— START OF ENTRIES SHOWN —

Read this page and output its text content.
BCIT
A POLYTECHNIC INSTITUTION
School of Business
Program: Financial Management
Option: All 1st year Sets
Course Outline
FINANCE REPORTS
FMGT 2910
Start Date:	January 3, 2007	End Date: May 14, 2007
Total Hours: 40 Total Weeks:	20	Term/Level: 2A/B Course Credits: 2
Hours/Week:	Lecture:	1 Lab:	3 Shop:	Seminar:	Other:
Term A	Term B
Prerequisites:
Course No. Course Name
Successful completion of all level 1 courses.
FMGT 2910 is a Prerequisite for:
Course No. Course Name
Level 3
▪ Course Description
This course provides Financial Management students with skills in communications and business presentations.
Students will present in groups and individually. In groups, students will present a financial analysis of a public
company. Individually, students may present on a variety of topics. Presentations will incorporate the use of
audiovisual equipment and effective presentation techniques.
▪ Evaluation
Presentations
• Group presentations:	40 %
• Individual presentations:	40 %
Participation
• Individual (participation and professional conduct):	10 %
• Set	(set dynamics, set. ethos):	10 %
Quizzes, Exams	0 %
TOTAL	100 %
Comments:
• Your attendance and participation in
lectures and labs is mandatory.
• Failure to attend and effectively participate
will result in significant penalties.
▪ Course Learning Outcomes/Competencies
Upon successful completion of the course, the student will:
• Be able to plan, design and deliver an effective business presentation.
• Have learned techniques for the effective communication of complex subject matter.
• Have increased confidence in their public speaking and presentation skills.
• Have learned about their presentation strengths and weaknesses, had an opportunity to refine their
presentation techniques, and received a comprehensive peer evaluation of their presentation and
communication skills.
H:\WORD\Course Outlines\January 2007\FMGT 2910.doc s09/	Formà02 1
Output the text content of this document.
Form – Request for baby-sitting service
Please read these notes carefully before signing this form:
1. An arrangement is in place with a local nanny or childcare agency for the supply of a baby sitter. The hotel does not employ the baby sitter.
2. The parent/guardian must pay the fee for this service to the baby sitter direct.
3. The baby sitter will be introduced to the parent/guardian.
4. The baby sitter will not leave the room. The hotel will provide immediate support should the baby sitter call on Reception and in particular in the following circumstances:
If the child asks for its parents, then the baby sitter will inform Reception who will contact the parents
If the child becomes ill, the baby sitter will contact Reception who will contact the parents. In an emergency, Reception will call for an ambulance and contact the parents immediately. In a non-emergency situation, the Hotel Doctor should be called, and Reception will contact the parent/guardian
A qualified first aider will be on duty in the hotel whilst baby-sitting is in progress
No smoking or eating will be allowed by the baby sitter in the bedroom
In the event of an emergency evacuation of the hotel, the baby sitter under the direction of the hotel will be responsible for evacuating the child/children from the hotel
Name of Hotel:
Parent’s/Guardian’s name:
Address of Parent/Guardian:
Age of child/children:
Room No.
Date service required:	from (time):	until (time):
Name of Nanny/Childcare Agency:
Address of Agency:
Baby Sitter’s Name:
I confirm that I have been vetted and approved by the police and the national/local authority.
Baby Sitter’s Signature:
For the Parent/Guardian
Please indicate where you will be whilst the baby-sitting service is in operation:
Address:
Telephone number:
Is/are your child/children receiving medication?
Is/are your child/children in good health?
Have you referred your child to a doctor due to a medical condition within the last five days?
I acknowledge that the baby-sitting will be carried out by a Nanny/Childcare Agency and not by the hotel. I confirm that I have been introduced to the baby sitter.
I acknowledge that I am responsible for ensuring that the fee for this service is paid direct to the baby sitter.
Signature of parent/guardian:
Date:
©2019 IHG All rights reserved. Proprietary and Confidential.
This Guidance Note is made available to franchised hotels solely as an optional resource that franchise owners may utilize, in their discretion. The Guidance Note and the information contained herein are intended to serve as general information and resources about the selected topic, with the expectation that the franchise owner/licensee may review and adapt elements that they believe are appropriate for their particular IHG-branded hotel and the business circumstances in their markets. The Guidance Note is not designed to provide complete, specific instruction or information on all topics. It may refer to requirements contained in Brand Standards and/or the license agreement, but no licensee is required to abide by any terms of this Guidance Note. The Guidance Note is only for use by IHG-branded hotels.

— END OF ENTRIES SHOWN —

• **THE TASK**
Copy all the records above exactly, missing none.

• **RESULT**
Read this page and output its text content.
BCIT
A POLYTECHNIC INSTITUTION
School of Business
Program: Financial Management
Option: All 1st year Sets
Course Outline
FINANCE REPORTS
FMGT 2910
Start Date:	January 3, 2007	End Date: May 14, 2007
Total Hours: 40 Total Weeks:	20	Term/Level: 2A/B Course Credits: 2
Hours/Week:	Lecture:	1 Lab:	3 Shop:	Seminar:	Other:
Term A	Term B
Prerequisites:
Course No. Course Name
Successful completion of all level 1 courses.
FMGT 2910 is a Prerequisite for:
Course No. Course Name
Level 3
▪ Course Description
This course provides Financial Management students with skills in communications and business presentations.
Students will present in groups and individually. In groups, students will present a financial analysis of a public
company. Individually, students may present on a variety of topics. Presentations will incorporate the use of
audiovisual equipment and effective presentation techniques.
▪ Evaluation
Presentations
• Group presentations:	40 %
• Individual presentations:	40 %
Participation
• Individual (participation and professional conduct):	10 %
• Set	(set dynamics, set. ethos):	10 %
Quizzes, Exams	0 %
TOTAL	100 %
Comments:
• Your attendance and participation in
lectures and labs is mandatory.
• Failure to attend and effectively participate
will result in significant penalties.
▪ Course Learning Outcomes/Competencies
Upon successful completion of the course, the student will:
• Be able to plan, design and deliver an effective business presentation.
• Have learned techniques for the effective communication of complex subject matter.
• Have increased confidence in their public speaking and presentation skills.
• Have learned about their presentation strengths and weaknesses, had an opportunity to refine their
presentation techniques, and received a comprehensive peer evaluation of their presentation and
communication skills.
H:\WORD\Course Outlines\January 2007\FMGT 2910.doc s09/	Formà02 1
Output the text content of this document.
Form – Request for baby-sitting service
Please read these notes carefully before signing this form:
1. An arrangement is in place with a local nanny or childcare agency for the supply of a baby sitter. The hotel does not employ the baby sitter.
2. The parent/guardian must pay the fee for this service to the baby sitter direct.
3. The baby sitter will be introduced to the parent/guardian.
4. The baby sitter will not leave the room. The hotel will provide immediate support should the baby sitter call on Reception and in particular in the following circumstances:
If the child asks for its parents, then the baby sitter will inform Reception who will contact the parents
If the child becomes ill, the baby sitter will contact Reception who will contact the parents. In an emergency, Reception will call for an ambulance and contact the parents immediately. In a non-emergency situation, the Hotel Doctor should be called, and Reception will contact the parent/guardian
A qualified first aider will be on duty in the hotel whilst baby-sitting is in progress
No smoking or eating will be allowed by the baby sitter in the bedroom
In the event of an emergency evacuation of the hotel, the baby sitter under the direction of the hotel will be responsible for evacuating the child/children from the hotel
Name of Hotel:
Parent’s/Guardian’s name:
Address of Parent/Guardian:
Age of child/children:
Room No.
Date service required:	from (time):	until (time):
Name of Nanny/Childcare Agency:
Address of Agency:
Baby Sitter’s Name:
I confirm that I have been vetted and approved by the police and the national/local authority.
Baby Sitter’s Signature:
For the Parent/Guardian
Please indicate where you will be whilst the baby-sitting service is in operation:
Address:
Telephone number:
Is/are your child/children receiving medication?
Is/are your child/children in good health?
Have you referred your child to a doctor due to a medical condition within the last five days?
I acknowledge that the baby-sitting will be carried out by a Nanny/Childcare Agency and not by the hotel. I confirm that I have been introduced to the baby sitter.
I acknowledge that I am responsible for ensuring that the fee for this service is paid direct to the baby sitter.
Signature of parent/guardian:
Date:
©2019 IHG All rights reserved. Proprietary and Confidential.
This Guidance Note is made available to franchised hotels solely as an optional resource that franchise owners may utilize, in their discretion. The Guidance Note and the information contained herein are intended to serve as general information and resources about the selected topic, with the expectation that the franchise owner/licensee may review and adapt elements that they believe are appropriate for their particular IHG-branded hotel and the business circumstances in their markets. The Guidance Note is not designed to provide complete, specific instruction or information on all topics. It may refer to requirements contained in Brand Standards and/or the license agreement, but no licensee is required to abide by any terms of this Guidance Note. The Guidance Note is only for use by IHG-branded hotels.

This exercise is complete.